• Goal: Listed below are entries; give the number of lines among them that include "irligi", and only that number.
>> Begin
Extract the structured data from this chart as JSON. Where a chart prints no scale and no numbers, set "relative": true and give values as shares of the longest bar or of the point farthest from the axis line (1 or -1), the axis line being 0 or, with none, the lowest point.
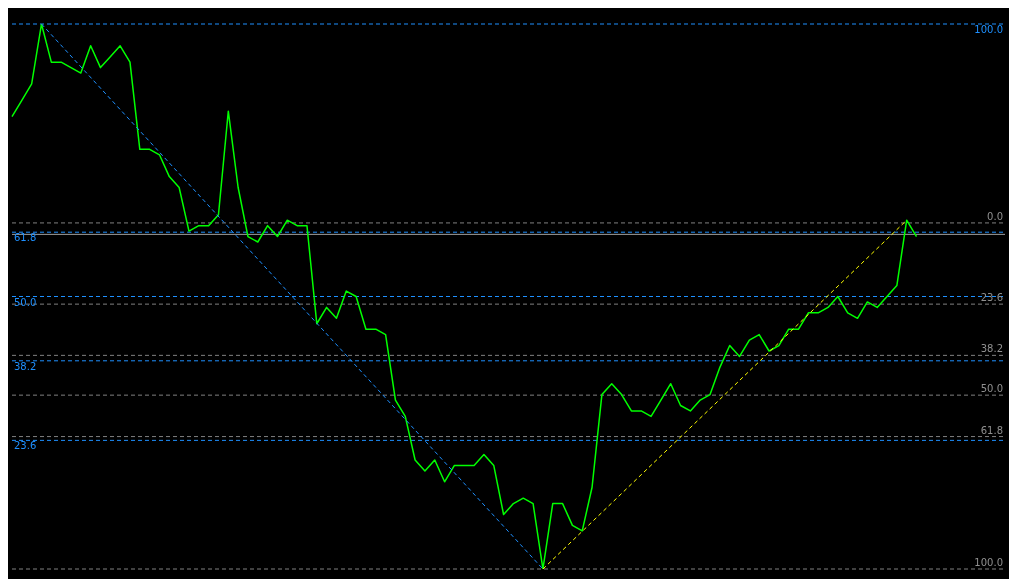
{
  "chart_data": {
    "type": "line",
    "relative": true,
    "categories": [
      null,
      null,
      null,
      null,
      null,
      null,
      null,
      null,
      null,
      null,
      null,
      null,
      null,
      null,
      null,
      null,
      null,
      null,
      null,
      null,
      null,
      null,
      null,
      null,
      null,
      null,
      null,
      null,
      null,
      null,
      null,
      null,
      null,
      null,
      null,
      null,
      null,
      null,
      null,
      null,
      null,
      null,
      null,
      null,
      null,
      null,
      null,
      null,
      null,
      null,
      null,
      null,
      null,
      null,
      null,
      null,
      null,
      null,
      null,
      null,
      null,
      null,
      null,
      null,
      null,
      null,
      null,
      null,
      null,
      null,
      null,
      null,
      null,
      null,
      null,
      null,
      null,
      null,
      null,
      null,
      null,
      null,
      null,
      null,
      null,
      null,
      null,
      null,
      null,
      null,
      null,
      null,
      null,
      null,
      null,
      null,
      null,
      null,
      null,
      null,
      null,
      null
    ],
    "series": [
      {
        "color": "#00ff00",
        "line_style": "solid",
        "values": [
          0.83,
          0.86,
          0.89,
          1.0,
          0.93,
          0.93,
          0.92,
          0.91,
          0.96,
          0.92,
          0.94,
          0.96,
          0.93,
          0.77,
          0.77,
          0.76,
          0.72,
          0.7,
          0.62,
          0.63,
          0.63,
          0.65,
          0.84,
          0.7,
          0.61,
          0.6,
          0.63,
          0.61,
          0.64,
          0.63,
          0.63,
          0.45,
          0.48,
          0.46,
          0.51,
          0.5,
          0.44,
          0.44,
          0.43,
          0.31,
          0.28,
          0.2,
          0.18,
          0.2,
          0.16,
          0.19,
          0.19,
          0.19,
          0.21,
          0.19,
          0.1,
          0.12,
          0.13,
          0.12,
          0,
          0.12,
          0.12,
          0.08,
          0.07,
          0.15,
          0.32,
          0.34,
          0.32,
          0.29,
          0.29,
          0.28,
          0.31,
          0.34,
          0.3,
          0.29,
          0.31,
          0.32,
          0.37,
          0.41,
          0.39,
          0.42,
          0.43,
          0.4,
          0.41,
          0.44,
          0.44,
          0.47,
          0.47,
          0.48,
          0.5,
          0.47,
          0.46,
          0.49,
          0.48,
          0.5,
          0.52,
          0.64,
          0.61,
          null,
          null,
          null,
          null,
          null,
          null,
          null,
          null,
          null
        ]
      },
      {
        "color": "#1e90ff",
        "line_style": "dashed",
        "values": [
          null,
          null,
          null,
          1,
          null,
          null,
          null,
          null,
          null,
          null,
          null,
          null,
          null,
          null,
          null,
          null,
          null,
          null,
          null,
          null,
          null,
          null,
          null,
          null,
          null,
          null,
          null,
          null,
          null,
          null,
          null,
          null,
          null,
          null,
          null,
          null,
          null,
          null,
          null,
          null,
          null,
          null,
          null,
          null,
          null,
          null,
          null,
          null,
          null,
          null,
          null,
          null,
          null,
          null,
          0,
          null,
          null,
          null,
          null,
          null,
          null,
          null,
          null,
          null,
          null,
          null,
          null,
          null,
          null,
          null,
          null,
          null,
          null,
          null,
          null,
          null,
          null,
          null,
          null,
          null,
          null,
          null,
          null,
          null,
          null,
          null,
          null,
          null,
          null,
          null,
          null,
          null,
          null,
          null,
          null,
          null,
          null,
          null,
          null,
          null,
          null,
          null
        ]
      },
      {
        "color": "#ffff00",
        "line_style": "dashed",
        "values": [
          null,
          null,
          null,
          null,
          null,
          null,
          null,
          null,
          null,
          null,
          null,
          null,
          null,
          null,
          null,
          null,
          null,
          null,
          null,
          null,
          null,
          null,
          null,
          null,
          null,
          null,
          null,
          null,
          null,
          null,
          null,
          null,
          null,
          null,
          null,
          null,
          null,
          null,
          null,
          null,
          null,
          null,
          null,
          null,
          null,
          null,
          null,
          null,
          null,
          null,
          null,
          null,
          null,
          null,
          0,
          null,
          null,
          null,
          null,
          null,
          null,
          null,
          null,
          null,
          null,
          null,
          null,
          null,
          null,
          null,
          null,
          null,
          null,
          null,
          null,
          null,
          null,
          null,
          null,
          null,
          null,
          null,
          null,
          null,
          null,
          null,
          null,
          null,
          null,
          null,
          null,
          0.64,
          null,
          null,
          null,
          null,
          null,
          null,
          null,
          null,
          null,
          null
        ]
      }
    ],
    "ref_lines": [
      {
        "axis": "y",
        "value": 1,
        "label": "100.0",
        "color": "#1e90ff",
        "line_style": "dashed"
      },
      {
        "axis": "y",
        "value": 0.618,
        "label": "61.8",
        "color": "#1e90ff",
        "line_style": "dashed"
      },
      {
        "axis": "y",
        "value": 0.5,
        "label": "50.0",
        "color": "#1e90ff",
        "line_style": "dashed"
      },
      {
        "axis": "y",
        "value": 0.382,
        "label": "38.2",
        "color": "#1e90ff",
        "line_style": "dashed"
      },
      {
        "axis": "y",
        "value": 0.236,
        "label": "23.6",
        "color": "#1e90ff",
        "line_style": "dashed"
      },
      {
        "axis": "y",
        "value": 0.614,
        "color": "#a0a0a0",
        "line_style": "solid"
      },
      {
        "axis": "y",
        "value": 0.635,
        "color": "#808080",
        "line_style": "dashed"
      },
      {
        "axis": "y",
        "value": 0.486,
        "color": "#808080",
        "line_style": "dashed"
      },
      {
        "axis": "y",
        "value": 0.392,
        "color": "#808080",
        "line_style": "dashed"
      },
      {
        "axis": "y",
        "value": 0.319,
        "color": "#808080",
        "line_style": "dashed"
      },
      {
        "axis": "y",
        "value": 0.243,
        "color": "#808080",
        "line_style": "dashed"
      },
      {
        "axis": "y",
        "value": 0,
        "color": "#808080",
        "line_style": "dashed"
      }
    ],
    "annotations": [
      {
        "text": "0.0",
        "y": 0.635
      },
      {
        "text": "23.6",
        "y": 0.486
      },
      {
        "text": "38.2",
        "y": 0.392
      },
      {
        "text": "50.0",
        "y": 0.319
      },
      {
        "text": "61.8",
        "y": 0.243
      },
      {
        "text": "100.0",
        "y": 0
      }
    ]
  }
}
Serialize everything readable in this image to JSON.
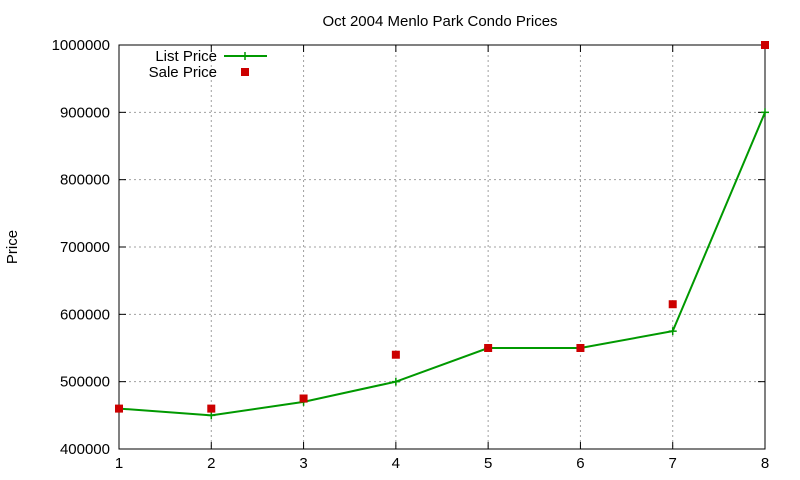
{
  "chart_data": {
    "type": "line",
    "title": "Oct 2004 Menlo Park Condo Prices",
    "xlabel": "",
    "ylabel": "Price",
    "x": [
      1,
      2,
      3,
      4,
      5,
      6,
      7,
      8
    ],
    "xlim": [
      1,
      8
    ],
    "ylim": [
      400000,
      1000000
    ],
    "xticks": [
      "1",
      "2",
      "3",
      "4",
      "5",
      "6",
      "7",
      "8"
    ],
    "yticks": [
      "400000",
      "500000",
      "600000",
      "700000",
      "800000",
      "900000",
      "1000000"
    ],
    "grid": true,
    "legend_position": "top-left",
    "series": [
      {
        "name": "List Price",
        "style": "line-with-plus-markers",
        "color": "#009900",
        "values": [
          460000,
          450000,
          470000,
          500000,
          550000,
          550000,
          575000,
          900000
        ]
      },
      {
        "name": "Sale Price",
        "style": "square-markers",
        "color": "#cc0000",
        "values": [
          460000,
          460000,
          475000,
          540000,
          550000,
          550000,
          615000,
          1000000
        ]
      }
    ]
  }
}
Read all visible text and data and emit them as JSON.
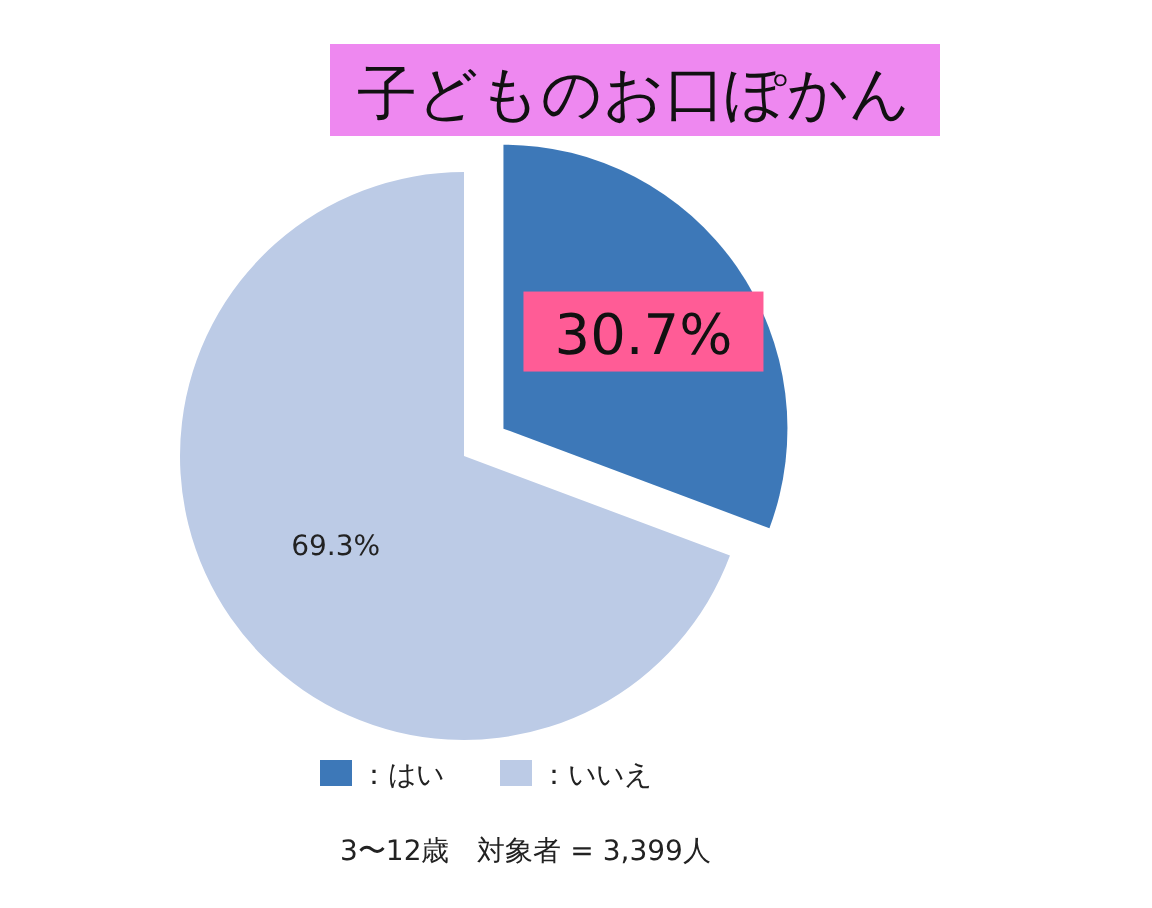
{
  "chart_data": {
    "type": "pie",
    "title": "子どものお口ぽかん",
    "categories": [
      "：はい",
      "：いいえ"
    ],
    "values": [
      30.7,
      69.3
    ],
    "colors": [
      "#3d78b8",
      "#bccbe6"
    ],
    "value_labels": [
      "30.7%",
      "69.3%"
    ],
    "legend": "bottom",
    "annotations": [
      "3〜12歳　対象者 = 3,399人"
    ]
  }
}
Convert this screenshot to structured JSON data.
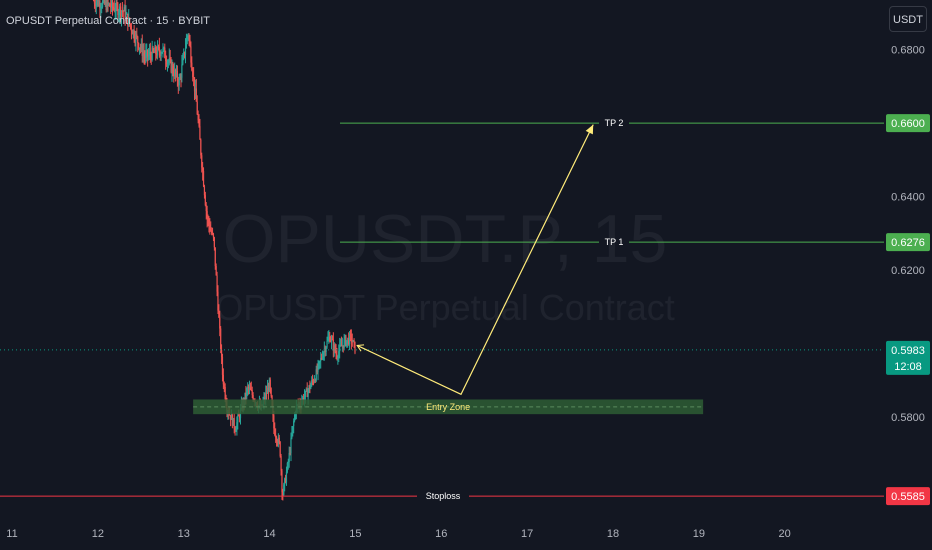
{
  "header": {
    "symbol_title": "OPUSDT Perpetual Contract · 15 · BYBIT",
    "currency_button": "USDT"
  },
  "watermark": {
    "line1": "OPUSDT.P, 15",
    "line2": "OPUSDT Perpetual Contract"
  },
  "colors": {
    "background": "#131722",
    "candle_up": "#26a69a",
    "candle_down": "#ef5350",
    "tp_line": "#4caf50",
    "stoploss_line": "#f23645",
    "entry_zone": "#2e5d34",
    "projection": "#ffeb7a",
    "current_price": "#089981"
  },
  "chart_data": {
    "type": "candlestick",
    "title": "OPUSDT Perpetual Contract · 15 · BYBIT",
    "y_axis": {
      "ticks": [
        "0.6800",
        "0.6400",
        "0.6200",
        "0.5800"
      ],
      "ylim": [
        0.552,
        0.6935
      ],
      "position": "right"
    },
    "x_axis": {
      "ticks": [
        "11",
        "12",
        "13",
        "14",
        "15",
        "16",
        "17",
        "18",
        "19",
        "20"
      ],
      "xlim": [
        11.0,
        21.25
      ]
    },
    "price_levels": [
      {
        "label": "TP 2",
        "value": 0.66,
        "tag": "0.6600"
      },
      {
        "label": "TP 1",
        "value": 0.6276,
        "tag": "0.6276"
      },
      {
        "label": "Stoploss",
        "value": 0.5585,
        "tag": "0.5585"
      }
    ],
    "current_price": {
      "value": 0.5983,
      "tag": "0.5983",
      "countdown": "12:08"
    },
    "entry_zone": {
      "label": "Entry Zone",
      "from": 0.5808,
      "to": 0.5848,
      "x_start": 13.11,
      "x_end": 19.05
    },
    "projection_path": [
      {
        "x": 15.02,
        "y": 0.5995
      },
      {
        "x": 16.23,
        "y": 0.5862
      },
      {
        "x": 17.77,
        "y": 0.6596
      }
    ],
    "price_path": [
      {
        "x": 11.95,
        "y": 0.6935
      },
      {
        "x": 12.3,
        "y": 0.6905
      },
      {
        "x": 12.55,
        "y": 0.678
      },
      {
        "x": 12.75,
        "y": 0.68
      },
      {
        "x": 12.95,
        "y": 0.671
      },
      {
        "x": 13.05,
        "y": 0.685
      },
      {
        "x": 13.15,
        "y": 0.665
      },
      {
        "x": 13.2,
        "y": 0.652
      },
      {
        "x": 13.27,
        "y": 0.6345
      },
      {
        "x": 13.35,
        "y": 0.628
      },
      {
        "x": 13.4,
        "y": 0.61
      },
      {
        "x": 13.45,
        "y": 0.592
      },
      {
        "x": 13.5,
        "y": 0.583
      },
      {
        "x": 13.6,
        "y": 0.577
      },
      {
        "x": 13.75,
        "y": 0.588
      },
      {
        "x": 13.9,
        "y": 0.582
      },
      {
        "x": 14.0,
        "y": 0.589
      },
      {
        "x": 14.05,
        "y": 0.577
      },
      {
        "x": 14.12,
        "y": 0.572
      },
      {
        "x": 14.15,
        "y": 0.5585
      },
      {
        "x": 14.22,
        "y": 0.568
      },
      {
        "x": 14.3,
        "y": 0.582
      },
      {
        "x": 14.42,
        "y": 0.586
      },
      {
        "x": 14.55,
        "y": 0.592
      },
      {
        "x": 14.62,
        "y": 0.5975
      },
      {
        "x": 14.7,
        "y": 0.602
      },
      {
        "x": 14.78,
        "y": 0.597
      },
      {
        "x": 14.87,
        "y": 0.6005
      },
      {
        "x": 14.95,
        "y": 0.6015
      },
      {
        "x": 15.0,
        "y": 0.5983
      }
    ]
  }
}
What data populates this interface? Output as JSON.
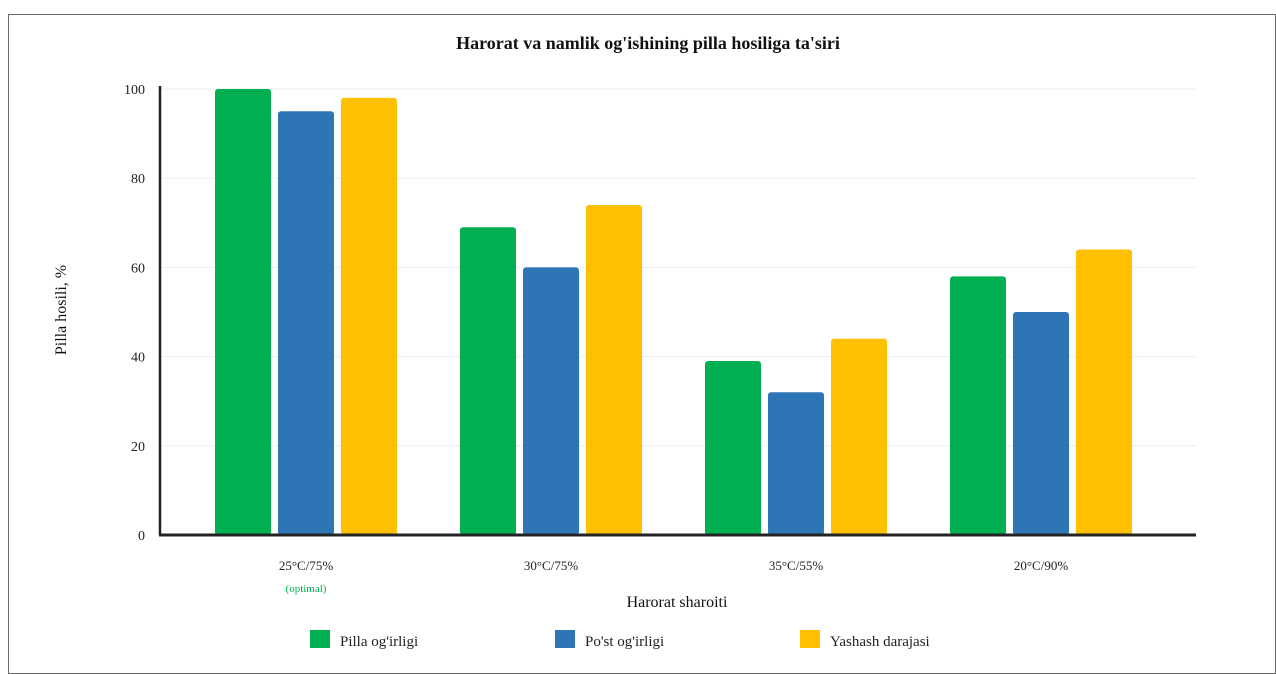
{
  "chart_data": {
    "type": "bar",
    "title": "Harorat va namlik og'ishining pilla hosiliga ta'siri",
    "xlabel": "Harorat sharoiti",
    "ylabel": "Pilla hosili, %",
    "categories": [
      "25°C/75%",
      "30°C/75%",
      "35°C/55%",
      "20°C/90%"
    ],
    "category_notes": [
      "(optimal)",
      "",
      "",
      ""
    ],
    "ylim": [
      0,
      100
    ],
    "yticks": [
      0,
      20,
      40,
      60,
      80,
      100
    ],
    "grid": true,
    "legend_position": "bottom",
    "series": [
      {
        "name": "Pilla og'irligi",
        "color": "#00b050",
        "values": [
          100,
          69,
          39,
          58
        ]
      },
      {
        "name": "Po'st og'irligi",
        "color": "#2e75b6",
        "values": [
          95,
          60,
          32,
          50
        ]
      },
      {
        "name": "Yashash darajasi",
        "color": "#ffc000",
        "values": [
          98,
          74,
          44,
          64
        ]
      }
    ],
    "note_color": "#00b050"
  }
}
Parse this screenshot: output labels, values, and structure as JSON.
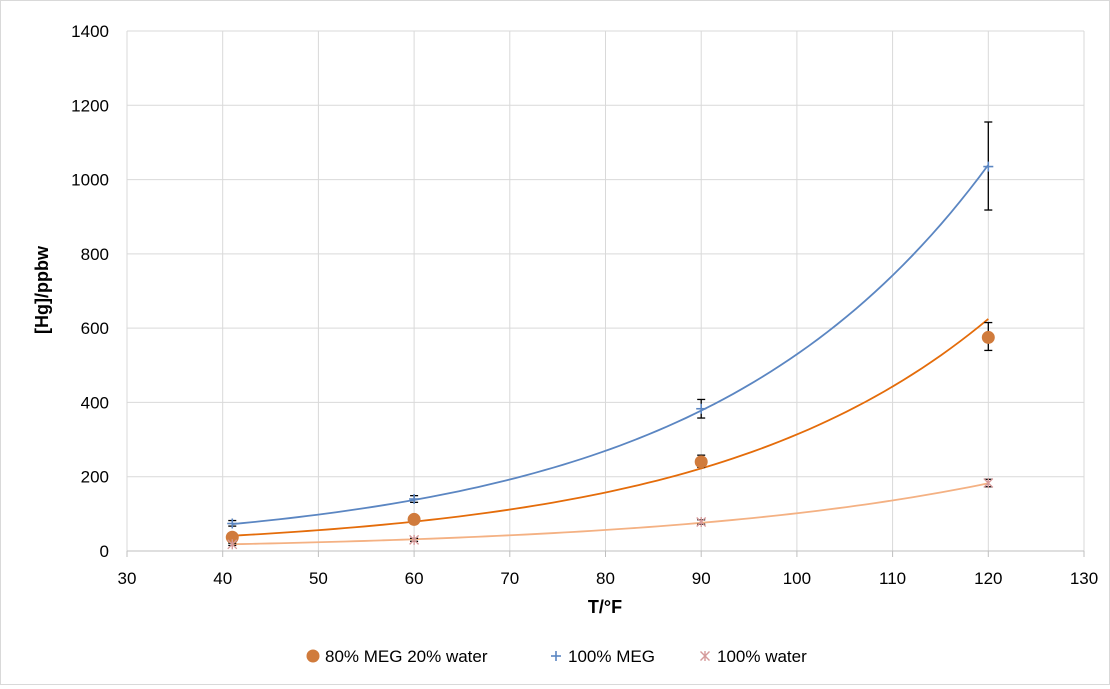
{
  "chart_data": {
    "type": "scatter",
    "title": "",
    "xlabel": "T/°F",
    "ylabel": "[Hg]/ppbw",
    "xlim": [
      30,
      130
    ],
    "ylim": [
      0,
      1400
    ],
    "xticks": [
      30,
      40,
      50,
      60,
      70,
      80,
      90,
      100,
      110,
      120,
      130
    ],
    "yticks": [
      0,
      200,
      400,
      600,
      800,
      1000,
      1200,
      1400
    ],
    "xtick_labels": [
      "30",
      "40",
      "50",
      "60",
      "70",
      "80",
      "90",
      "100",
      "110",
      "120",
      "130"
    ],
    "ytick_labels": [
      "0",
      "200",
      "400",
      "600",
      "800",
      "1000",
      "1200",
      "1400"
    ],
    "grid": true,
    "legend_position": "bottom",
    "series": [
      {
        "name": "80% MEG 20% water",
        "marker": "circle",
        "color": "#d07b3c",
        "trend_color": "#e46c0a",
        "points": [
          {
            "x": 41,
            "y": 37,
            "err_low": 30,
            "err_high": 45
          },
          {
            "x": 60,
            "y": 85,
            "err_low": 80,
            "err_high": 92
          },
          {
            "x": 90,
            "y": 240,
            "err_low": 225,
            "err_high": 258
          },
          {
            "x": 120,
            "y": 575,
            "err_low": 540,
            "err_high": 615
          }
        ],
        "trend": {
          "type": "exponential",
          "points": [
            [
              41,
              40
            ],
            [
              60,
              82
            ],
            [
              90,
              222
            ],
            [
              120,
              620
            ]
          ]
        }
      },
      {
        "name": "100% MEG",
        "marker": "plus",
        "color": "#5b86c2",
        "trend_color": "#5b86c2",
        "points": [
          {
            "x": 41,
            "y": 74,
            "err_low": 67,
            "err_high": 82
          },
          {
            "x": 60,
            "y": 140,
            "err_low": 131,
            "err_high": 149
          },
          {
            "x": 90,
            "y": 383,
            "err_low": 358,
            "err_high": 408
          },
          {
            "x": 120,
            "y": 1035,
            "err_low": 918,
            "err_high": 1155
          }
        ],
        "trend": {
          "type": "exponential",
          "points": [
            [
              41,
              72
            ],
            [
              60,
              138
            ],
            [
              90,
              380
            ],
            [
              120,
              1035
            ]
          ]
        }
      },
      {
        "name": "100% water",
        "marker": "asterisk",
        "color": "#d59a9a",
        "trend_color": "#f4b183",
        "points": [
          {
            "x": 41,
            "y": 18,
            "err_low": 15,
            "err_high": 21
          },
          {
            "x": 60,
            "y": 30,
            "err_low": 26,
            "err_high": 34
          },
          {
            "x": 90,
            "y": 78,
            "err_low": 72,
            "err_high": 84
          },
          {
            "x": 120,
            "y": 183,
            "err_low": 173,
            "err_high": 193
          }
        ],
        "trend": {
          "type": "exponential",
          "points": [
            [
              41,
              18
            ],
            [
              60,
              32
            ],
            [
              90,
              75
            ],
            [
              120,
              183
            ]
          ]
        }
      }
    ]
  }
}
>> End
• The solution: 2